* begin *

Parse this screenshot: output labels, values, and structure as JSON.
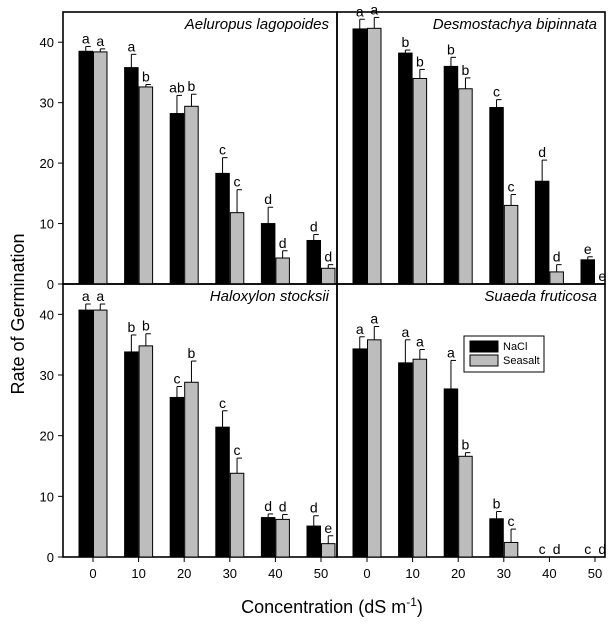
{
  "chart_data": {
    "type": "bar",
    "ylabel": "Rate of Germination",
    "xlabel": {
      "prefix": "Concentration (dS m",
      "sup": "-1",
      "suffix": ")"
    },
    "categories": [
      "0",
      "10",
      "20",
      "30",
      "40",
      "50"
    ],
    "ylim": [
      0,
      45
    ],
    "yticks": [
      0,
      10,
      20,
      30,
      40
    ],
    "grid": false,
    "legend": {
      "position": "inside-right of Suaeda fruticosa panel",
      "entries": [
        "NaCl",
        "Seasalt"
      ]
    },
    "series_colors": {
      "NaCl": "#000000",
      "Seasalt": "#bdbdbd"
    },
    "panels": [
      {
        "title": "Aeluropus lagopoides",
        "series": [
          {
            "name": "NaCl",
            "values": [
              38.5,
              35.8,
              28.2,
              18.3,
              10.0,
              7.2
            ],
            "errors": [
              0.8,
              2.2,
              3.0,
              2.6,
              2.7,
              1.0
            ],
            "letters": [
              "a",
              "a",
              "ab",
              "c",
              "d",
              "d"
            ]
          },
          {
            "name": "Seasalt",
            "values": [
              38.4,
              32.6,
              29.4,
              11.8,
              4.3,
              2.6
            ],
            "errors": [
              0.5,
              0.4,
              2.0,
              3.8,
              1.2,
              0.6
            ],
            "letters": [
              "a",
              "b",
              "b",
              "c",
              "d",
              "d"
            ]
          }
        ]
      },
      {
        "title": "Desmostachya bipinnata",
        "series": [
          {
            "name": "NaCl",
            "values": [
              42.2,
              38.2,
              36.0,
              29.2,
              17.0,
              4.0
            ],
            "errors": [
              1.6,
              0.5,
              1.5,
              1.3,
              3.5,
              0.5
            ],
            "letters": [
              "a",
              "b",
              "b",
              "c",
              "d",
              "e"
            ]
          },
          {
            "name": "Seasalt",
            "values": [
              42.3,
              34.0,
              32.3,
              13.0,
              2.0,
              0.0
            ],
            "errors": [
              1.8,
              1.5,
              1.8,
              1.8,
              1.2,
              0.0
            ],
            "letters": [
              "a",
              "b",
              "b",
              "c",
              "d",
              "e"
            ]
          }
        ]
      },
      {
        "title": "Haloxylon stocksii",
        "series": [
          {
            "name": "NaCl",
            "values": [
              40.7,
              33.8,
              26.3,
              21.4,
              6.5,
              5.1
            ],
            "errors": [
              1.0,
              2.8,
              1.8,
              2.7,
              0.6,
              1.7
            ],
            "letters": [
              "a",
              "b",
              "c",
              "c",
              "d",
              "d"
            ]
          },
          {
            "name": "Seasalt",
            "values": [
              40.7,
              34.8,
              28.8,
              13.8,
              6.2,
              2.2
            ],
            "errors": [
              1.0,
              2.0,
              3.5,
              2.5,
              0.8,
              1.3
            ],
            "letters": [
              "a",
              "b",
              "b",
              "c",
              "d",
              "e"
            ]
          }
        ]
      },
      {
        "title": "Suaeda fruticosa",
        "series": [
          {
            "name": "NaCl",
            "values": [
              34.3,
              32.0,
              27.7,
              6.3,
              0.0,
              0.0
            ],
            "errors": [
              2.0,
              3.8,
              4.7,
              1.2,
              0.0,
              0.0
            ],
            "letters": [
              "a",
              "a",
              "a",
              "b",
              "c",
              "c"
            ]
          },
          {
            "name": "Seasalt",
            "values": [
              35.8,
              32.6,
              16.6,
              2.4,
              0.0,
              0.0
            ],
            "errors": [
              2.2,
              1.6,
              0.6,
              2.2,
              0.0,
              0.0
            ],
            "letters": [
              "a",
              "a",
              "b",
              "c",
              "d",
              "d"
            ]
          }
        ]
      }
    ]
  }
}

* end *
* begin *

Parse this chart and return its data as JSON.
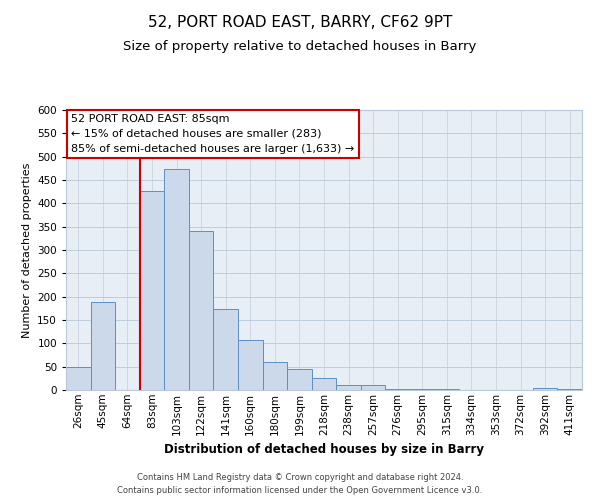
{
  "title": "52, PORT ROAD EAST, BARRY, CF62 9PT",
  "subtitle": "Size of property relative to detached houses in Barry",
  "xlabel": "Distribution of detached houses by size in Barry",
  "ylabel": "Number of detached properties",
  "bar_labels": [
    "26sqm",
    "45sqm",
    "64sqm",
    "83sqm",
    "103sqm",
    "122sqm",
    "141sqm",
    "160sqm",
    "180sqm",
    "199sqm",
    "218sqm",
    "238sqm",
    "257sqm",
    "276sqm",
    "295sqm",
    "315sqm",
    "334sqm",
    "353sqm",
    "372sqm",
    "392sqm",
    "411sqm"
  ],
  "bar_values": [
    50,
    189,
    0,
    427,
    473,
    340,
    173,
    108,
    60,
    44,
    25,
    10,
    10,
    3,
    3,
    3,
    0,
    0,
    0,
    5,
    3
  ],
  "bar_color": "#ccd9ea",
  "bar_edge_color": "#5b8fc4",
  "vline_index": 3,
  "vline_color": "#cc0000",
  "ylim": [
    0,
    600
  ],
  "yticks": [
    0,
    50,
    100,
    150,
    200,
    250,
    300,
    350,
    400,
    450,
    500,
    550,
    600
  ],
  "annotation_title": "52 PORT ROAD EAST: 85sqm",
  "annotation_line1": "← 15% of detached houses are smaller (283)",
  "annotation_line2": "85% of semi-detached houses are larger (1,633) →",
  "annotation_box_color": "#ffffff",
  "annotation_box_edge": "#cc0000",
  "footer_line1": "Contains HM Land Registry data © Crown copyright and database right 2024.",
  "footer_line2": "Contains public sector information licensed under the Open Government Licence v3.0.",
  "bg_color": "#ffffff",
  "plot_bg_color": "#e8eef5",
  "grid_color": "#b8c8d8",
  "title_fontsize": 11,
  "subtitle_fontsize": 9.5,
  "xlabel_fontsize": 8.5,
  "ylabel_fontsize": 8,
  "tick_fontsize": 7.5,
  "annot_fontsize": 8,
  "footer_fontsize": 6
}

* end *
* begin *

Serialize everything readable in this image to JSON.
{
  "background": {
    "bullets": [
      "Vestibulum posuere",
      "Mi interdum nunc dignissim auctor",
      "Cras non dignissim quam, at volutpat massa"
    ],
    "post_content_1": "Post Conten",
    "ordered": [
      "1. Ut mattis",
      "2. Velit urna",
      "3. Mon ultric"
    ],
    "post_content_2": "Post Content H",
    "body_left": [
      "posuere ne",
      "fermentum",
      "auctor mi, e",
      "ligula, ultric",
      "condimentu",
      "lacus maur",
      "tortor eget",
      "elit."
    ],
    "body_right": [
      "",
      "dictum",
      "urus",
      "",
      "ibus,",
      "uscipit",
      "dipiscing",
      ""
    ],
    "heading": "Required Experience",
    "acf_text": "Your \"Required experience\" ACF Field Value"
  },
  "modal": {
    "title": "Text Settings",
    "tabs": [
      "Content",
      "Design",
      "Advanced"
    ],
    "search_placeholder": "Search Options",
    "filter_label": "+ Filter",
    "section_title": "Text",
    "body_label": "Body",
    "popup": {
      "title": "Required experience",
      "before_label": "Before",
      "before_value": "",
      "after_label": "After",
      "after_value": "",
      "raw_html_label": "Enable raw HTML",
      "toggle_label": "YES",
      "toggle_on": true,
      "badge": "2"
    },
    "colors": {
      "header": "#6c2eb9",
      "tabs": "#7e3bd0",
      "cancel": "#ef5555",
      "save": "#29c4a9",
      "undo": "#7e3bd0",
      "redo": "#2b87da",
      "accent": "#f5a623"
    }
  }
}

* end *

§ **CHALLENGE**
Locate each line with the word "this" and copy it.

§ **SOLUTION**
Parse this screenshot: output labels, values, and structure as JSON.
Parse this chart and return its data as JSON.
Serialize everything readable in this image to JSON.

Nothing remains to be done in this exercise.